**WHAT THIS TASK INVOLVES**
Look through the data and write out every line with the word "plot" in it.

(Records from a collection of figures)
--*--

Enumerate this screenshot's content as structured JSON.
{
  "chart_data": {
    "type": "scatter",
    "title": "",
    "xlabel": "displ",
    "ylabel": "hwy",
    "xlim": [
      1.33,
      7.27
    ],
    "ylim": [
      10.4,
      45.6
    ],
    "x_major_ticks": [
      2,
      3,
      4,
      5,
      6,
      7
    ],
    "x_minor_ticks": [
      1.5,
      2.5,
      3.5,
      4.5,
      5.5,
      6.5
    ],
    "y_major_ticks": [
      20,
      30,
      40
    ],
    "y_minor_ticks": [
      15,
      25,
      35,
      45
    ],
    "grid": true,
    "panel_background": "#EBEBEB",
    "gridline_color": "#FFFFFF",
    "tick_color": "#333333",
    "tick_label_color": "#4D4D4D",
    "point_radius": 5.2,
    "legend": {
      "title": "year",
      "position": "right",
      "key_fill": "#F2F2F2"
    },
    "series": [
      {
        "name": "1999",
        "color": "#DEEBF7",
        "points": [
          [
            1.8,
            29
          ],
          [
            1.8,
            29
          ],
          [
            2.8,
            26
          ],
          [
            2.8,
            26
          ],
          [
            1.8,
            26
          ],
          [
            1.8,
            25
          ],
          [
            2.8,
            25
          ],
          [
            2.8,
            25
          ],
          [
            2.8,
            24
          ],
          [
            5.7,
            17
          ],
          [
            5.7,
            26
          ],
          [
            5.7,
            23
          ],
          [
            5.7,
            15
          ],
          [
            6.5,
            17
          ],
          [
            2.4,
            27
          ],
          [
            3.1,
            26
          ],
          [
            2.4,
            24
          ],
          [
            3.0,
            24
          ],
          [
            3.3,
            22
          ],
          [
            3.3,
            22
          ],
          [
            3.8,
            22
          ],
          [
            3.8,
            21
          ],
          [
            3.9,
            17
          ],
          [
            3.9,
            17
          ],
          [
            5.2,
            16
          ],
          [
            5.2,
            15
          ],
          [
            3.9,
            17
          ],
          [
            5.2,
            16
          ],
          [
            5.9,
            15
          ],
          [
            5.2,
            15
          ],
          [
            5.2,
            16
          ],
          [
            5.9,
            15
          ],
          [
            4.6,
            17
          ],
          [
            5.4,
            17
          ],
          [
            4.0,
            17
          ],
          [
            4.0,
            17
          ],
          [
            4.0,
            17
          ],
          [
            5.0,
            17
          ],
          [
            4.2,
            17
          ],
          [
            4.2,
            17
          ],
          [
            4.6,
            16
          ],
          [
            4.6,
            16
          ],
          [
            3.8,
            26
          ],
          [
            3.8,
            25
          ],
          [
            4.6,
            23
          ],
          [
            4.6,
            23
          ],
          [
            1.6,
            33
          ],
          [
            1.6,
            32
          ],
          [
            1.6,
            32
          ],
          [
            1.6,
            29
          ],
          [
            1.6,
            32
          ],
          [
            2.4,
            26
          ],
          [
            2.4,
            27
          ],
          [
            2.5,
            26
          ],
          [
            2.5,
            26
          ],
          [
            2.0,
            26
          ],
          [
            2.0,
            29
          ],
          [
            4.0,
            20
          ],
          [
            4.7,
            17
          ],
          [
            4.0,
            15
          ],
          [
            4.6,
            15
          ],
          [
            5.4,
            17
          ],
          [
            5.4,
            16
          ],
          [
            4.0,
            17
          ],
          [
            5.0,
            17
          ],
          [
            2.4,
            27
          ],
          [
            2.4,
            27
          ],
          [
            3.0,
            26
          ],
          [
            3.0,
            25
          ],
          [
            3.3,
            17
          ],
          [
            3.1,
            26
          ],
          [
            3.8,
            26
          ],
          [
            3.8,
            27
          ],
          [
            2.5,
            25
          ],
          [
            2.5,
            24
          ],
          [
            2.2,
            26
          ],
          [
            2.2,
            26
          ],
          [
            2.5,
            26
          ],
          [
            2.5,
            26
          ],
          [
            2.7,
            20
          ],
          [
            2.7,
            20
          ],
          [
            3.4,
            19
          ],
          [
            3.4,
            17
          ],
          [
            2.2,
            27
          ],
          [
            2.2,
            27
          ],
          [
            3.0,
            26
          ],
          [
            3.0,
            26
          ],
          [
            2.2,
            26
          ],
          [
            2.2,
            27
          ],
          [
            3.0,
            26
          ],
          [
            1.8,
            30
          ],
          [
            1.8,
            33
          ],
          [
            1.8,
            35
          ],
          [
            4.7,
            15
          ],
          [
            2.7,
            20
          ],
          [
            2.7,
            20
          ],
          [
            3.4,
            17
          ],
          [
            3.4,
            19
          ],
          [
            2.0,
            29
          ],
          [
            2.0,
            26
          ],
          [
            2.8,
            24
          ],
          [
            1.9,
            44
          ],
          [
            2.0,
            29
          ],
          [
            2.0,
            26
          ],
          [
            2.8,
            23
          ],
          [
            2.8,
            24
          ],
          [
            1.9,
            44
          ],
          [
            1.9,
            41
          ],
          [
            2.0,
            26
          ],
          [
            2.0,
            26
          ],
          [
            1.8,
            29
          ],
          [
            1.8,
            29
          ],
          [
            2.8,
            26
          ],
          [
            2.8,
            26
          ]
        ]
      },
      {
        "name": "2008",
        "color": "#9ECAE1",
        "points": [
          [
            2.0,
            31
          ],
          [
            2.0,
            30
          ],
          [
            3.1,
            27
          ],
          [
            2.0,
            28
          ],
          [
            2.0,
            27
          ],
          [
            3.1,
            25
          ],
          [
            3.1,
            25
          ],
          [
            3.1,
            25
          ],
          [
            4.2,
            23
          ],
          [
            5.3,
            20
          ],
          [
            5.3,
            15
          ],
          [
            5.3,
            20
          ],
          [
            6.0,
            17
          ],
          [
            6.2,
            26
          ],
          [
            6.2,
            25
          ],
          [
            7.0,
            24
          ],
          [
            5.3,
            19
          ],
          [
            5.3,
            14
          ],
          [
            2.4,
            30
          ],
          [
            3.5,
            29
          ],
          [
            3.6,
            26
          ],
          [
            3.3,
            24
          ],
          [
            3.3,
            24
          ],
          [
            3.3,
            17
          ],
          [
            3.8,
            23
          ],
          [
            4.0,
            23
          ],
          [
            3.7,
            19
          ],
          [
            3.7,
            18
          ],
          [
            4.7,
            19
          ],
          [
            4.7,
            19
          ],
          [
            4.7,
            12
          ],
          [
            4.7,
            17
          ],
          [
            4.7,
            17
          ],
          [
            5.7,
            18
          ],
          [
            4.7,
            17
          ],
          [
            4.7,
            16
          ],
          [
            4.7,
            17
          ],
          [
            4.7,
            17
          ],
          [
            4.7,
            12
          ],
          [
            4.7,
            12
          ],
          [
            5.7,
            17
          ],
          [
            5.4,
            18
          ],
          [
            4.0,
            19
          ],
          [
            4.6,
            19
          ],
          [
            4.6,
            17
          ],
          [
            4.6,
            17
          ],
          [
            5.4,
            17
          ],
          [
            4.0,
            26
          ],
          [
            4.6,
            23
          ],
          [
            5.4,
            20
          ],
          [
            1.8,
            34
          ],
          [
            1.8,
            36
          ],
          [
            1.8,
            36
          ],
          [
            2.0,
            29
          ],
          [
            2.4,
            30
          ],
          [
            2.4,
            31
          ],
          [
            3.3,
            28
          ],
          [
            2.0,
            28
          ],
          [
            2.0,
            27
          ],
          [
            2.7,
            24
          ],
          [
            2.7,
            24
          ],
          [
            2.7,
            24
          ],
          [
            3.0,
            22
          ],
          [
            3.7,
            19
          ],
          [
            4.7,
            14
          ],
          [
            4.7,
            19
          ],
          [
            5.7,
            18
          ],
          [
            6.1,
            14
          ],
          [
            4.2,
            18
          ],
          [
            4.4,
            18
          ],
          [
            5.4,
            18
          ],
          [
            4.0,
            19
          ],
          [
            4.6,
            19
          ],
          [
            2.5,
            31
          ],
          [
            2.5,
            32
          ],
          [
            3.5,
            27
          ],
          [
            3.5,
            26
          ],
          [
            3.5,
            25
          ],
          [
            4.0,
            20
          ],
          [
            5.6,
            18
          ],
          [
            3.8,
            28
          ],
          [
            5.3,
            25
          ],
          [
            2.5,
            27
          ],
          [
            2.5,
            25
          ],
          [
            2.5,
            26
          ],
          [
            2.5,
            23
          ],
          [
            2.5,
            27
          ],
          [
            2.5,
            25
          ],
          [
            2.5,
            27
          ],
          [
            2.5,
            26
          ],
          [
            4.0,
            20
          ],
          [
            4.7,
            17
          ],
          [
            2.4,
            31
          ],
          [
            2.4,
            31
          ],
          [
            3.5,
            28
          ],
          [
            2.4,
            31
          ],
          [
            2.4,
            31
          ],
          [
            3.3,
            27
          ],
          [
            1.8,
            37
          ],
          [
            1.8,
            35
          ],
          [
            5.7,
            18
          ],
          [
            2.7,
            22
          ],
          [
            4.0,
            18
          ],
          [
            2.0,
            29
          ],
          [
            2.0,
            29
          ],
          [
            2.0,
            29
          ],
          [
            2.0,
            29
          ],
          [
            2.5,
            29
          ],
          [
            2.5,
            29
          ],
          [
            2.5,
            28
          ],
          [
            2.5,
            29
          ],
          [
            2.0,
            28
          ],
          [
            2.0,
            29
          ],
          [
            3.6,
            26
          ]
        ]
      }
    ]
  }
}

--*--

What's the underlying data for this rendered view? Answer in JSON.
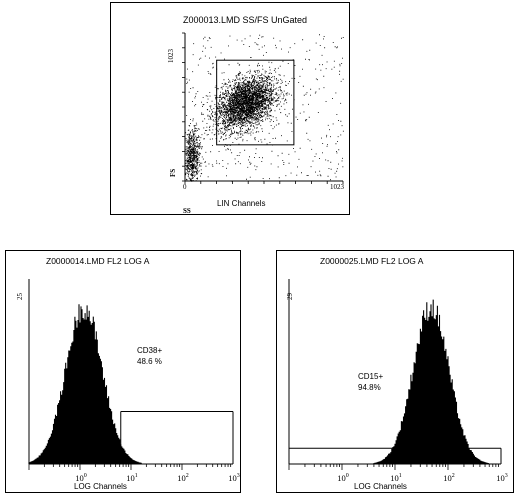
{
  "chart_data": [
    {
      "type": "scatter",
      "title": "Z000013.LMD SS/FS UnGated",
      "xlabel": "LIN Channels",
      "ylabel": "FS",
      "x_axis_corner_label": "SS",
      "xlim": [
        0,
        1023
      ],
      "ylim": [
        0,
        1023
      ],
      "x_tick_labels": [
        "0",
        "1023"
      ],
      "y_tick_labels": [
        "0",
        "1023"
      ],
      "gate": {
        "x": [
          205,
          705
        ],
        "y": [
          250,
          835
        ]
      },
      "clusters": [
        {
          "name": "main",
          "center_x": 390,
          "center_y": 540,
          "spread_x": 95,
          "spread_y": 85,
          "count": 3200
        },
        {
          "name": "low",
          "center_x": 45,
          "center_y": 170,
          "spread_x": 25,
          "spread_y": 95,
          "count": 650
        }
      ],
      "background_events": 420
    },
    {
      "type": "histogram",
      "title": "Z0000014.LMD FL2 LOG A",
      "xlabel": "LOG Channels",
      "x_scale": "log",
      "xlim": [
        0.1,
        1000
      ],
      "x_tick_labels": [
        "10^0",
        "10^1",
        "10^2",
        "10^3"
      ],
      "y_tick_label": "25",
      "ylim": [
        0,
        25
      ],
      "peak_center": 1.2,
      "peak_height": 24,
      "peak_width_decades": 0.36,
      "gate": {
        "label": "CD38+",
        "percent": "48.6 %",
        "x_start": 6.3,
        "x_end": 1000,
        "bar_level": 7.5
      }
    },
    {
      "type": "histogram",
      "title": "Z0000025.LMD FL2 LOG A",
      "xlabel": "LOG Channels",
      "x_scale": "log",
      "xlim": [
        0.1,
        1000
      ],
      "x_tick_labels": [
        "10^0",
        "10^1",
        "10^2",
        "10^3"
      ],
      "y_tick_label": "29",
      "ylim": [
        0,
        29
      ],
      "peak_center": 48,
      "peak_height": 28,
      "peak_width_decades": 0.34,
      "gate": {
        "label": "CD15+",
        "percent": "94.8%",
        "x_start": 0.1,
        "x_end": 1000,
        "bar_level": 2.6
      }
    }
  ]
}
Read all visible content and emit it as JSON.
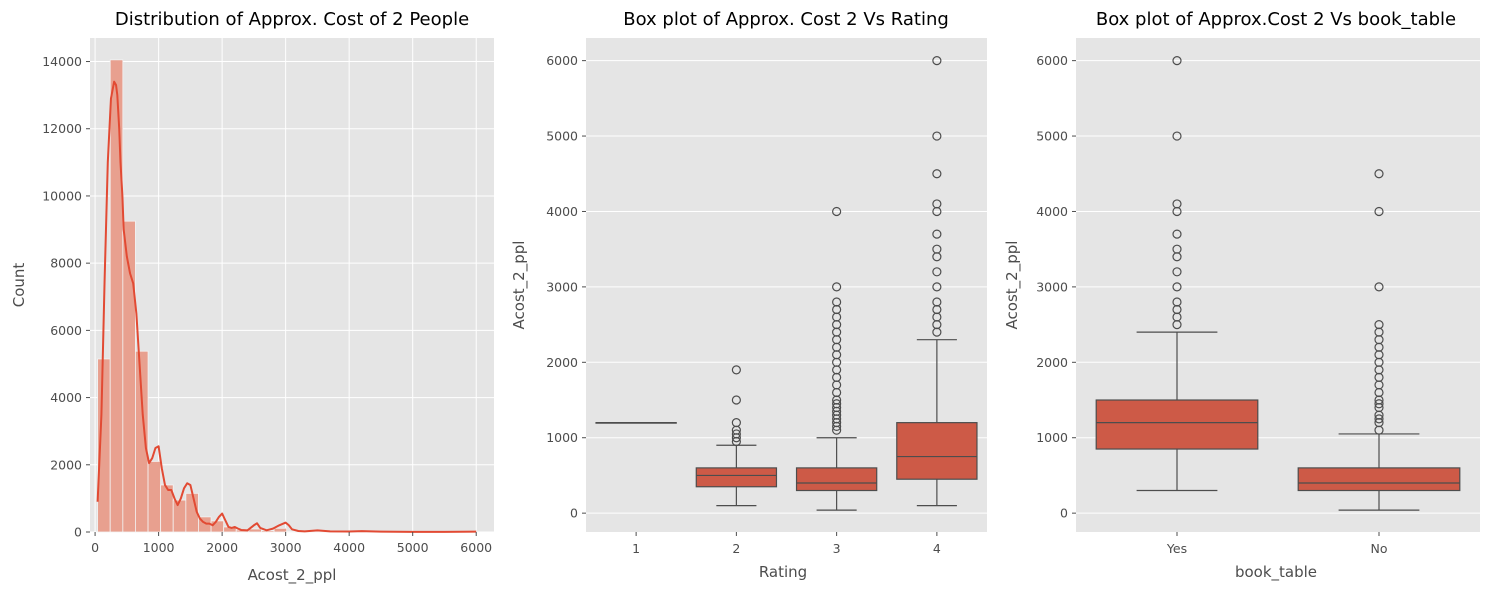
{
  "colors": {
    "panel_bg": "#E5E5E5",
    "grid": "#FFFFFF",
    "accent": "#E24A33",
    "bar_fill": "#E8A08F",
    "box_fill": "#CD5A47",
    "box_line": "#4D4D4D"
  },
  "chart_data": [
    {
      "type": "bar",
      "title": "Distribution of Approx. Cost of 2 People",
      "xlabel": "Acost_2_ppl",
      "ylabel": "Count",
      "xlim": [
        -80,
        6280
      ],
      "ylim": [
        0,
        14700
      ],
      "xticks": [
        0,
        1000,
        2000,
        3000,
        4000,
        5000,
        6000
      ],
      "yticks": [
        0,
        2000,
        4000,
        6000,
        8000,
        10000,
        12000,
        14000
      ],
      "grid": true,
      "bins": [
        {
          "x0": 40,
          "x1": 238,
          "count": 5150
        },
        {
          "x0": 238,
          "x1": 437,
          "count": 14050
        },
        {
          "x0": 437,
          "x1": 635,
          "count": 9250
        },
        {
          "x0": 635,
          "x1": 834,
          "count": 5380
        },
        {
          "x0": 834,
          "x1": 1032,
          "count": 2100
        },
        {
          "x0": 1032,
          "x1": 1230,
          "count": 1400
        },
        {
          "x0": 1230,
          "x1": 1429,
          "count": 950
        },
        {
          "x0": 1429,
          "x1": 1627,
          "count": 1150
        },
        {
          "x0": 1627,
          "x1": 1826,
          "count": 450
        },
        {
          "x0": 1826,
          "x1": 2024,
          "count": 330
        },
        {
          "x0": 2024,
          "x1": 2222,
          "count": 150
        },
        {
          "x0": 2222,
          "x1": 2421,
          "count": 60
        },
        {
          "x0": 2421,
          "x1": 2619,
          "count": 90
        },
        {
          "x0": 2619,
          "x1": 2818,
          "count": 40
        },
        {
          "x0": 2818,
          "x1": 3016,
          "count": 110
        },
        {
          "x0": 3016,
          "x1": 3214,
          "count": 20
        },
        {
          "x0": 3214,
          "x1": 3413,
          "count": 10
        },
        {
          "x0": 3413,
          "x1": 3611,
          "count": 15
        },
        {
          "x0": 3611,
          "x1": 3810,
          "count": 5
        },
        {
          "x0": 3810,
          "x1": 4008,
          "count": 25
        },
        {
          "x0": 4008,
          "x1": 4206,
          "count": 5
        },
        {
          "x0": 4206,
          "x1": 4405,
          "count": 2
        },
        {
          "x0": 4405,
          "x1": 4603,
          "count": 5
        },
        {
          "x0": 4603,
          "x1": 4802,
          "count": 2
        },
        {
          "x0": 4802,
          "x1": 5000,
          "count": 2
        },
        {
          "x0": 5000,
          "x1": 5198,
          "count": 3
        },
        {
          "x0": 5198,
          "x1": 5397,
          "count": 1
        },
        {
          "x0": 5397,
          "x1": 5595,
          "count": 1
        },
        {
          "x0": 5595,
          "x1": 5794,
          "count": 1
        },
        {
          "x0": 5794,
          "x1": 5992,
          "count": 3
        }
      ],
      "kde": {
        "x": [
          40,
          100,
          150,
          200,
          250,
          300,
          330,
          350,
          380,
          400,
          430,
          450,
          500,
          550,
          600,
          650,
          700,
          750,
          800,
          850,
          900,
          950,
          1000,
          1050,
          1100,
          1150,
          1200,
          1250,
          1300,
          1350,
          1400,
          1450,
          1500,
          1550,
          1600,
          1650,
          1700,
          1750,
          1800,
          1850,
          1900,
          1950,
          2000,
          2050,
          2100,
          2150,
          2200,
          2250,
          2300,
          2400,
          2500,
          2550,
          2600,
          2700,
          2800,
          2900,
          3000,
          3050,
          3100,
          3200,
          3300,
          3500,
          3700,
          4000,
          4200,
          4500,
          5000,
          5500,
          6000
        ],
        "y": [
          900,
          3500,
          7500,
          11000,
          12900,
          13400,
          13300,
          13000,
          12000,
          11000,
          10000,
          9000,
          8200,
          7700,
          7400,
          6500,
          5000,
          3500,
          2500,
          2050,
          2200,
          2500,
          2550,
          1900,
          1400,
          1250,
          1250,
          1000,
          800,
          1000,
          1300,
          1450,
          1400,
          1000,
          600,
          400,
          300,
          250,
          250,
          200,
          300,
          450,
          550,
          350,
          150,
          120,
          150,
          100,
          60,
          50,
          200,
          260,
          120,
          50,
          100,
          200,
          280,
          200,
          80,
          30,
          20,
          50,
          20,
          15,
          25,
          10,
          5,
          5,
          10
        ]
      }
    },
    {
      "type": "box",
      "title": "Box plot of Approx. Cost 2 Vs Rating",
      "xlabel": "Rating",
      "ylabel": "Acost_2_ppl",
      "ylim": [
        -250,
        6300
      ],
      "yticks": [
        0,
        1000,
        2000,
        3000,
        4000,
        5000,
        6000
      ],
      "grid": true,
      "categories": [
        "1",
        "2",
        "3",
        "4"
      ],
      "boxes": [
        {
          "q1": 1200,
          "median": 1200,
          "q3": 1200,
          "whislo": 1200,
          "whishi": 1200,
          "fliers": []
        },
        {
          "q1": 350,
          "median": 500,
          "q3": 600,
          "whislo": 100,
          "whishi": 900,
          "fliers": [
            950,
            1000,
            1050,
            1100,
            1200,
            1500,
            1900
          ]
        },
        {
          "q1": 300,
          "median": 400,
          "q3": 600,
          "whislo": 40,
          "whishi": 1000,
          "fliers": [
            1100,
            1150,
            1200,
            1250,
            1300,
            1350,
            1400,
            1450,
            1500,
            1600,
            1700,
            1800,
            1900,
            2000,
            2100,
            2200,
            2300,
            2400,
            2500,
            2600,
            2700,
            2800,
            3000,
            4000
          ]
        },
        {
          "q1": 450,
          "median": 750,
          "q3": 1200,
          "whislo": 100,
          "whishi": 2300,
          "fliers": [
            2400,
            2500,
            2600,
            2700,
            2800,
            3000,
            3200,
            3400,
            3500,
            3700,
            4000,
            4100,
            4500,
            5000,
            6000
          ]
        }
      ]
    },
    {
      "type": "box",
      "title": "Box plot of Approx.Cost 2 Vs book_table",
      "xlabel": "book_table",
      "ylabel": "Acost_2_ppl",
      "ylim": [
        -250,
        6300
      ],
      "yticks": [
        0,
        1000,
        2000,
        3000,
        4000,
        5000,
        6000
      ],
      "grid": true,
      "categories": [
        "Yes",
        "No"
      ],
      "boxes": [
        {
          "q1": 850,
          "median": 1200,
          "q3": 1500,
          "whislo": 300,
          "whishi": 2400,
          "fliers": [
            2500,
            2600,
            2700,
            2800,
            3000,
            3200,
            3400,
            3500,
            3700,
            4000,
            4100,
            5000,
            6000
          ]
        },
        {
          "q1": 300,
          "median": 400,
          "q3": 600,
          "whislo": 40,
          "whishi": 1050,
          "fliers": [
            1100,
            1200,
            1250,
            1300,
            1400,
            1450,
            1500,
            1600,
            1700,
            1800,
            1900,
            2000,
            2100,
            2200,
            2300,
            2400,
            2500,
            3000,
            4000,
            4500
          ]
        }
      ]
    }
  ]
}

--*--

**SOLUTION TO THE EXERCISE**
      "title": "Box plot of Approx. Cost 2 Vs Rating",
      "title": "Box plot of Approx.Cost 2 Vs book_table",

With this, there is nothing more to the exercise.